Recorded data
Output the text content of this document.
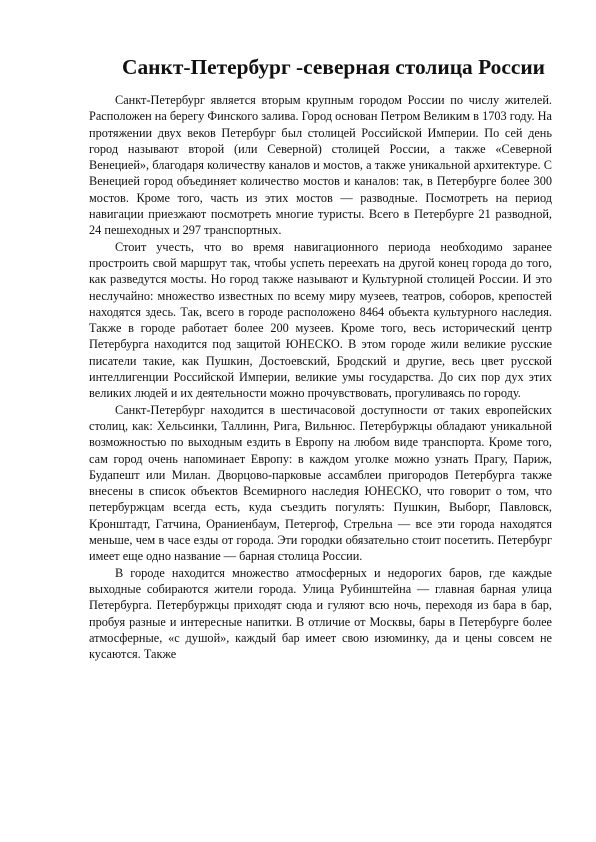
Санкт-Петербург -северная столица России

Санкт-Петербург является вторым крупным городом России по числу жителей. Расположен на берегу Финского залива. Город основан Петром Великим в 1703 году. На протяжении двух веков Петербург был столицей Российской Империи. По сей день город называют второй (или Северной) столицей России, а также «Северной Венецией», благодаря количеству каналов и мостов, а также уникальной архитектуре. С Венецией город объединяет количество мостов и каналов: так, в Петербурге более 300 мостов. Кроме того, часть из этих мостов — разводные. Посмотреть на период навигации приезжают посмотреть многие туристы. Всего в Петербурге 21 разводной, 24 пешеходных и 297 транспортных.

Стоит учесть, что во время навигационного периода необходимо заранее простроить свой маршрут так, чтобы успеть переехать на другой конец города до того, как разведутся мосты. Но город также называют и Культурной столицей России. И это неслучайно: множество известных по всему миру музеев, театров, соборов, крепостей находятся здесь. Так, всего в городе расположено 8464 объекта культурного наследия. Также в городе работает более 200 музеев. Кроме того, весь исторический центр Петербурга находится под защитой ЮНЕСКО. В этом городе жили великие русские писатели такие, как Пушкин, Достоевский, Бродский и другие, весь цвет русской интеллигенции Российской Империи, великие умы государства. До сих пор дух этих великих людей и их деятельности можно прочувствовать, прогуливаясь по городу.

Санкт-Петербург находится в шестичасовой доступности от таких европейских столиц, как: Хельсинки, Таллинн, Рига, Вильнюс. Петербуржцы обладают уникальной возможностью по выходным ездить в Европу на любом виде транспорта. Кроме того, сам город очень напоминает Европу: в каждом уголке можно узнать Прагу, Париж, Будапешт или Милан. Дворцово-парковые ассамблеи пригородов Петербурга также внесены в список объектов Всемирного наследия ЮНЕСКО, что говорит о том, что петербуржцам всегда есть, куда съездить погулять: Пушкин, Выборг, Павловск, Кронштадт, Гатчина, Ораниенбаум, Петергоф, Стрельна — все эти города находятся меньше, чем в часе езды от города. Эти городки обязательно стоит посетить. Петербург имеет еще одно название — барная столица России.

В городе находится множество атмосферных и недорогих баров, где каждые выходные собираются жители города. Улица Рубинштейна — главная барная улица Петербурга. Петербуржцы приходят сюда и гуляют всю ночь, переходя из бара в бар, пробуя разные и интересные напитки. В отличие от Москвы, бары в Петербурге более атмосферные, «с душой», каждый бар имеет свою изюминку, да и цены совсем не кусаются. Также
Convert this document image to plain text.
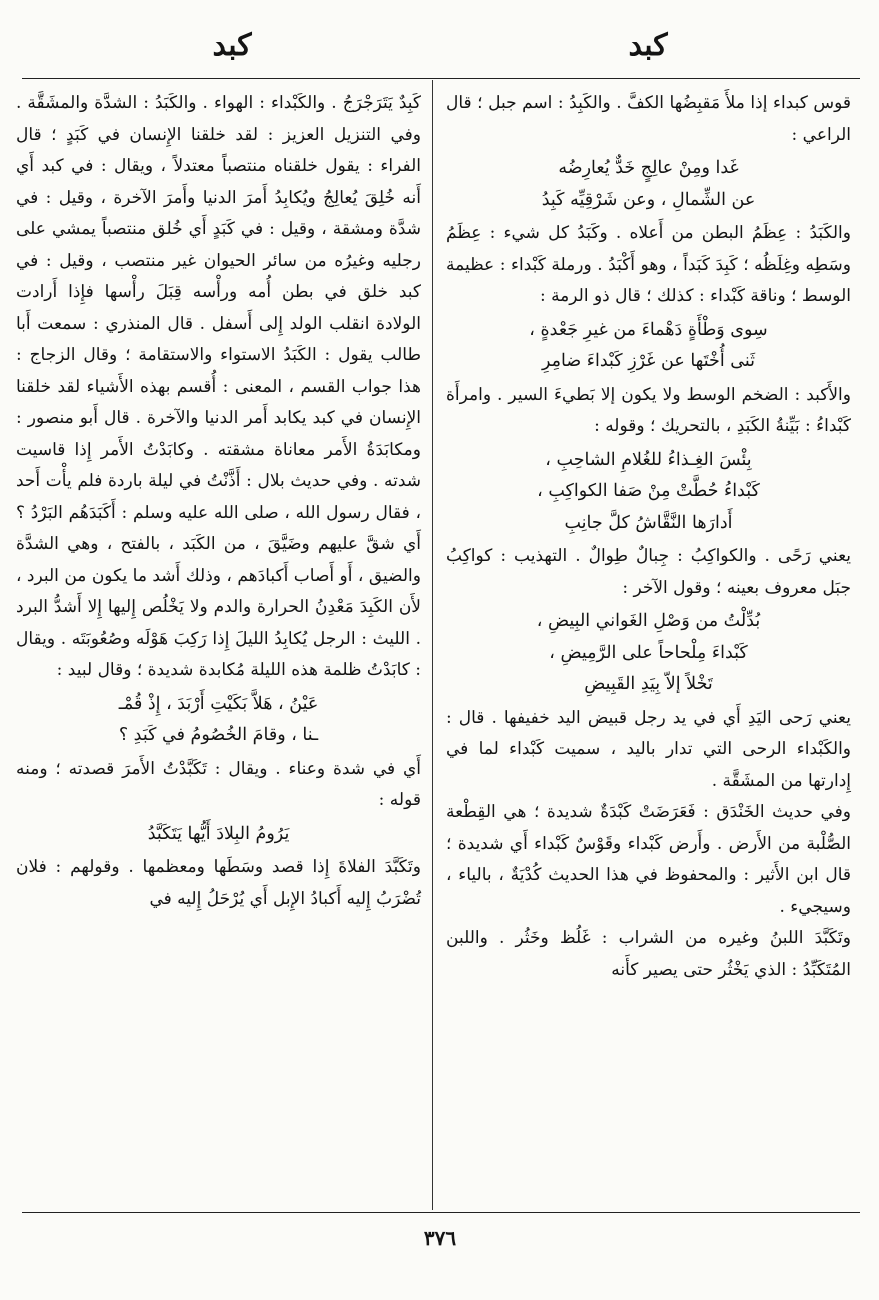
كبد
كبد

قوس كبداء إذا ملأَ مَقبِضُها الكفَّ . والكَبِدُ : اسم جبل ؛ قال الراعي :

غَدا ومِنْ عالِجٍ خَدٌّ يُعارِضُه
عن الشِّمالِ ، وعن شَرْقِيِّه كَبِدُ

والكَبَدُ : عِظَمُ البطن من أَعلاه . وكَبَدُ كل شيء : عِظَمُ وسَطِه وغِلَظُه ؛ كَبِدَ كَبَداً ، وهو أَكْبَدُ . ورملة كَبْداء : عظيمة الوسط ؛ وناقة كَبْداء : كذلك ؛ قال ذو الرمة :

سِوى وَطْأَةٍ دَهْماءَ من غيرِ جَعْدةٍ ،
ثَنى أُخْتَها عن غَرْزِ كَبْداءَ ضامِرِ

والأَكبد : الضخم الوسط ولا يكون إلا بَطيءَ السير . وامرأَة كَبْداءُ : بَيِّنةُ الكَبَدِ ، بالتحريك ؛ وقوله :

بِئْسَ الغِـذاءُ للغُلامِ الشاحِبِ ،
كَبْداءُ حُطَّتْ مِنْ صَفا الكواكِبِ ،
أَدارَها النَّقَّاشُ كلَّ جانِبِ

يعني رَحًى . والكواكِبُ : جِبالٌ طِوالٌ . التهذيب : كواكِبُ جبَل معروف بعينه ؛ وقول الآخر :

بُدِّلْتُ من وَصْلِ الغَواني البِيضِ ،
كَبْداءَ مِلْحاحاً على الرَّمِيضِ ،
تَخْلاً إلاّ بِيَدِ القَبِيضِ

يعني رَحى اليَدِ أَي في يد رجل قبيض اليد خفيفها . قال : والكَبْداء الرحى التي تدار باليد ، سميت كَبْداء لما في إِدارتها من المشَقَّة .

وفي حديث الخَنْدَق : فَعَرَضَتْ كَبْدَةٌ شديدة ؛ هي القِطْعة الصُّلْبة من الأَرض . وأَرض كَبْداء وقَوْسٌ كَبْداء أَي شديدة ؛ قال ابن الأَثير : والمحفوظ في هذا الحديث كُدْيَةٌ ، بالياء ، وسيجيء .

وتَكَبَّدَ اللبنُ وغيره من الشراب : غَلُظ وخَثُر . واللبن المُتَكَبِّدُ : الذي يَخْثُر حتى يصير كأَنه

كَبِدٌ يَتَرَجْرَجُ . والكَبْداء : الهواء . والكَبَدُ : الشدَّة والمشَقَّة . وفي التنزيل العزيز : لقد خلقنا الإِنسان في كَبَدٍ ؛ قال الفراء : يقول خلقناه منتصباً معتدلاً ، ويقال : في كبد أَي أَنه خُلِقَ يُعالِجُ ويُكابِدُ أَمرَ الدنيا وأَمرَ الآخرة ، وقيل : في شدَّة ومشقة ، وقيل : في كَبَدٍ أَي خُلق منتصباً يمشي على رجليه وغيرُه من سائر الحيوان غير منتصب ، وقيل : في كبد خلق في بطن أُمه ورأْسه قِبَلَ رأْسها فإِذا أَرادت الولادة انقلب الولد إِلى أَسفل . قال المنذري : سمعت أَبا طالب يقول : الكَبَدُ الاستواء والاستقامة ؛ وقال الزجاج : هذا جواب القسم ، المعنى : أُقسم بهذه الأَشياء لقد خلقنا الإِنسان في كبد يكابد أَمر الدنيا والآخرة . قال أَبو منصور : ومكابَدَةُ الأَمر معاناة مشقته . وكابَدْتُ الأَمر إِذا قاسيت شدته . وفي حديث بلال : أَذَّنْتُ في ليلة باردة فلم يأْت أَحد ، فقال رسول الله ، صلى الله عليه وسلم : أَكَبَدَهُم البَرْدُ ؟ أَي شقَّ عليهم وضَيَّقَ ، من الكَبَد ، بالفتح ، وهي الشدَّة والضيق ، أَو أَصاب أَكبادَهم ، وذلك أَشد ما يكون من البرد ، لأَن الكَبِدَ مَعْدِنُ الحرارة والدم ولا يَخْلُص إِليها إِلا أَشدُّ البرد . الليث : الرجل يُكابِدُ الليلَ إِذا رَكِبَ هَوْلَه وصُعُوبَتَه . ويقال : كابَدْتُ ظلمة هذه الليلة مُكابدة شديدة ؛ وقال لبيد :

عَيْنُ ، هَلاَّ بَكَيْتِ أَرْبَدَ ، إِذْ قُمْـ
ـنا ، وقامَ الخُصُومُ في كَبَدِ ؟

أَي في شدة وعناء . ويقال : تَكَبَّدْتُ الأَمرَ قصدته ؛ ومنه قوله :

يَرُومُ البِلادَ أَيُّها يَتَكَبَّدُ

وتَكَبَّدَ الفلاةَ إِذا قصد وسَطَها ومعظمها . وقولهم : فلان تُضْرَبُ إِليه أَكبادُ الإِبل أَي يُرْحَلُ إِليه في

٣٧٦
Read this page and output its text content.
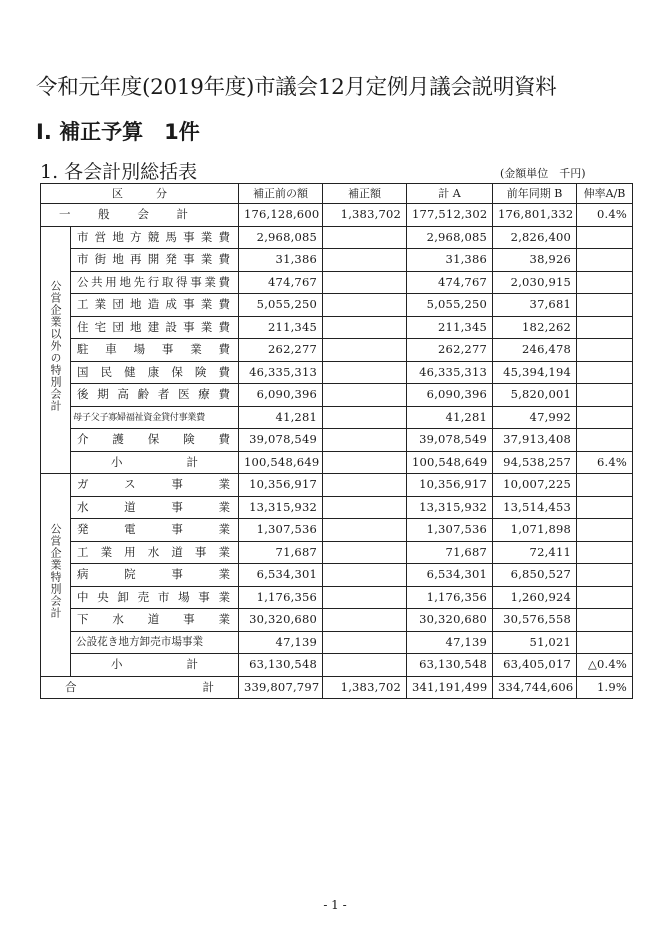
令和元年度(2019年度)市議会12月定例月議会説明資料
Ⅰ. 補正予算　1件
1. 各会計別総括表	(金額単位　千円)
区　　　分		補正前の額	補正額	計 A	前年同期 B	伸率A/B
一　般　会　計		176,128,600	1,383,702	177,512,302	176,801,332	0.4%
公営企業以外の特別会計	市営地方競馬事業費	2,968,085		2,968,085	2,826,400	
	市街地再開発事業費	31,386		31,386	38,926	
	公共用地先行取得事業費	474,767		474,767	2,030,915	
	工業団地造成事業費	5,055,250		5,055,250	37,681	
	住宅団地建設事業費	211,345		211,345	182,262	
	駐車場事業費	262,277		262,277	246,478	
	国民健康保険費	46,335,313		46,335,313	45,394,194	
	後期高齢者医療費	6,090,396		6,090,396	5,820,001	
	母子父子寡婦福祉資金貸付事業費	41,281		41,281	47,992	
	介護保険費	39,078,549		39,078,549	37,913,408	
	小　計	100,548,649		100,548,649	94,538,257	6.4%
公営企業特別会計	ガス事業	10,356,917		10,356,917	10,007,225	
	水道事業	13,315,932		13,315,932	13,514,453	
	発電事業	1,307,536		1,307,536	1,071,898	
	工業用水道事業	71,687		71,687	72,411	
	病院事業	6,534,301		6,534,301	6,850,527	
	中央卸売市場事業	1,176,356		1,176,356	1,260,924	
	下水道事業	30,320,680		30,320,680	30,576,558	
	公設花き地方卸売市場事業	47,139		47,139	51,021	
	小　計	63,130,548		63,130,548	63,405,017	△0.4%
合　計		339,807,797	1,383,702	341,191,499	334,744,606	1.9%
- 1 -
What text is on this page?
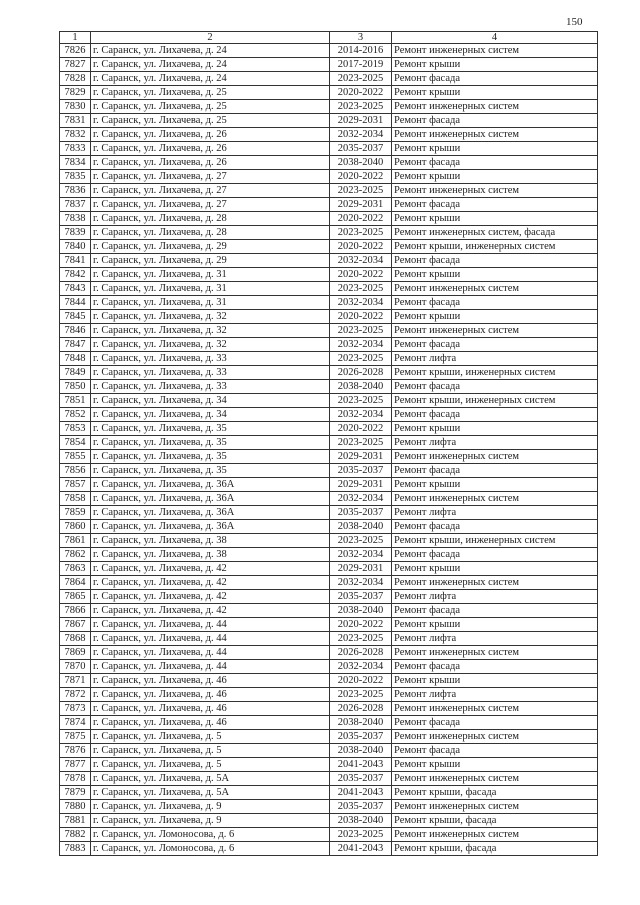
150
1	2	3	4
7826	г. Саранск, ул. Лихачева, д. 24	2014-2016	Ремонт инженерных систем
7827	г. Саранск, ул. Лихачева, д. 24	2017-2019	Ремонт крыши
7828	г. Саранск, ул. Лихачева, д. 24	2023-2025	Ремонт фасада
7829	г. Саранск, ул. Лихачева, д. 25	2020-2022	Ремонт крыши
7830	г. Саранск, ул. Лихачева, д. 25	2023-2025	Ремонт инженерных систем
7831	г. Саранск, ул. Лихачева, д. 25	2029-2031	Ремонт фасада
7832	г. Саранск, ул. Лихачева, д. 26	2032-2034	Ремонт инженерных систем
7833	г. Саранск, ул. Лихачева, д. 26	2035-2037	Ремонт крыши
7834	г. Саранск, ул. Лихачева, д. 26	2038-2040	Ремонт фасада
7835	г. Саранск, ул. Лихачева, д. 27	2020-2022	Ремонт крыши
7836	г. Саранск, ул. Лихачева, д. 27	2023-2025	Ремонт инженерных систем
7837	г. Саранск, ул. Лихачева, д. 27	2029-2031	Ремонт фасада
7838	г. Саранск, ул. Лихачева, д. 28	2020-2022	Ремонт крыши
7839	г. Саранск, ул. Лихачева, д. 28	2023-2025	Ремонт инженерных систем, фасада
7840	г. Саранск, ул. Лихачева, д. 29	2020-2022	Ремонт крыши, инженерных систем
7841	г. Саранск, ул. Лихачева, д. 29	2032-2034	Ремонт фасада
7842	г. Саранск, ул. Лихачева, д. 31	2020-2022	Ремонт крыши
7843	г. Саранск, ул. Лихачева, д. 31	2023-2025	Ремонт инженерных систем
7844	г. Саранск, ул. Лихачева, д. 31	2032-2034	Ремонт фасада
7845	г. Саранск, ул. Лихачева, д. 32	2020-2022	Ремонт крыши
7846	г. Саранск, ул. Лихачева, д. 32	2023-2025	Ремонт инженерных систем
7847	г. Саранск, ул. Лихачева, д. 32	2032-2034	Ремонт фасада
7848	г. Саранск, ул. Лихачева, д. 33	2023-2025	Ремонт лифта
7849	г. Саранск, ул. Лихачева, д. 33	2026-2028	Ремонт крыши, инженерных систем
7850	г. Саранск, ул. Лихачева, д. 33	2038-2040	Ремонт фасада
7851	г. Саранск, ул. Лихачева, д. 34	2023-2025	Ремонт крыши, инженерных систем
7852	г. Саранск, ул. Лихачева, д. 34	2032-2034	Ремонт фасада
7853	г. Саранск, ул. Лихачева, д. 35	2020-2022	Ремонт крыши
7854	г. Саранск, ул. Лихачева, д. 35	2023-2025	Ремонт лифта
7855	г. Саранск, ул. Лихачева, д. 35	2029-2031	Ремонт инженерных систем
7856	г. Саранск, ул. Лихачева, д. 35	2035-2037	Ремонт фасада
7857	г. Саранск, ул. Лихачева, д. 36А	2029-2031	Ремонт крыши
7858	г. Саранск, ул. Лихачева, д. 36А	2032-2034	Ремонт инженерных систем
7859	г. Саранск, ул. Лихачева, д. 36А	2035-2037	Ремонт лифта
7860	г. Саранск, ул. Лихачева, д. 36А	2038-2040	Ремонт фасада
7861	г. Саранск, ул. Лихачева, д. 38	2023-2025	Ремонт крыши, инженерных систем
7862	г. Саранск, ул. Лихачева, д. 38	2032-2034	Ремонт фасада
7863	г. Саранск, ул. Лихачева, д. 42	2029-2031	Ремонт крыши
7864	г. Саранск, ул. Лихачева, д. 42	2032-2034	Ремонт инженерных систем
7865	г. Саранск, ул. Лихачева, д. 42	2035-2037	Ремонт лифта
7866	г. Саранск, ул. Лихачева, д. 42	2038-2040	Ремонт фасада
7867	г. Саранск, ул. Лихачева, д. 44	2020-2022	Ремонт крыши
7868	г. Саранск, ул. Лихачева, д. 44	2023-2025	Ремонт лифта
7869	г. Саранск, ул. Лихачева, д. 44	2026-2028	Ремонт инженерных систем
7870	г. Саранск, ул. Лихачева, д. 44	2032-2034	Ремонт фасада
7871	г. Саранск, ул. Лихачева, д. 46	2020-2022	Ремонт крыши
7872	г. Саранск, ул. Лихачева, д. 46	2023-2025	Ремонт лифта
7873	г. Саранск, ул. Лихачева, д. 46	2026-2028	Ремонт инженерных систем
7874	г. Саранск, ул. Лихачева, д. 46	2038-2040	Ремонт фасада
7875	г. Саранск, ул. Лихачева, д. 5	2035-2037	Ремонт инженерных систем
7876	г. Саранск, ул. Лихачева, д. 5	2038-2040	Ремонт фасада
7877	г. Саранск, ул. Лихачева, д. 5	2041-2043	Ремонт крыши
7878	г. Саранск, ул. Лихачева, д. 5А	2035-2037	Ремонт инженерных систем
7879	г. Саранск, ул. Лихачева, д. 5А	2041-2043	Ремонт крыши, фасада
7880	г. Саранск, ул. Лихачева, д. 9	2035-2037	Ремонт инженерных систем
7881	г. Саранск, ул. Лихачева, д. 9	2038-2040	Ремонт крыши, фасада
7882	г. Саранск, ул. Ломоносова, д. 6	2023-2025	Ремонт инженерных систем
7883	г. Саранск, ул. Ломоносова, д. 6	2041-2043	Ремонт крыши, фасада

# Instructions for the task
Which lines hold the string "городе"? List them all.

# Task solution
Стоит учесть, что во время навигационного периода необходимо заранее простроить свой маршрут так, чтобы успеть переехать на другой конец города до того, как разведутся мосты. Но город также называют и Культурной столицей России. И это неслучайно: множество известных по всему миру музеев, театров, соборов, крепостей находятся здесь. Так, всего в городе расположено 8464 объекта культурного наследия. Также в городе работает более 200 музеев. Кроме того, весь исторический центр Петербурга находится под защитой ЮНЕСКО. В этом городе жили великие русские писатели такие, как Пушкин, Достоевский, Бродский и другие, весь цвет русской интеллигенции Российской Империи, великие умы государства. До сих пор дух этих великих людей и их деятельности можно прочувствовать, прогуливаясь по городу.
В городе находится множество атмосферных и недорогих баров, где каждые выходные собираются жители города. Улица Рубинштейна — главная барная улица Петербурга. Петербуржцы приходят сюда и гуляют всю ночь, переходя из бара в бар, пробуя разные и интересные напитки. В отличие от Москвы, бары в Петербурге более атмосферные, «с душой», каждый бар имеет свою изюминку, да и цены совсем не кусаются. Также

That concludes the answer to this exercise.